Prompt — Report only the number of lines in this material that include "measurements".

Items from a dataset
— start —
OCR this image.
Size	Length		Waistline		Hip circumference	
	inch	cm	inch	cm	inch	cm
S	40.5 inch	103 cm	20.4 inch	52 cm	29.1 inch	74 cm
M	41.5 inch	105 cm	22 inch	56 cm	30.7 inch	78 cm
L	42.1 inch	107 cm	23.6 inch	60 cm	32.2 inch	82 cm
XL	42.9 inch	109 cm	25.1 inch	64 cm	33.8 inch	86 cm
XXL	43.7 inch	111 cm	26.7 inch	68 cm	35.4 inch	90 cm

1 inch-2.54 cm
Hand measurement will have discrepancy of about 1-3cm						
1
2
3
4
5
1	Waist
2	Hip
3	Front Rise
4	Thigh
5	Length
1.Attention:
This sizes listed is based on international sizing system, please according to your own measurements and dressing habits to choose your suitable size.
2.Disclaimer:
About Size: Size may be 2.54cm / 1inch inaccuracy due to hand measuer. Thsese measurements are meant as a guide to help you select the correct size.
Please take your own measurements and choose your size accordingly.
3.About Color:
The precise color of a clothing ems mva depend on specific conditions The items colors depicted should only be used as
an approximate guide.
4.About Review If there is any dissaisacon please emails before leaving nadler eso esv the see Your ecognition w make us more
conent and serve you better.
— end —
Finished answer — 3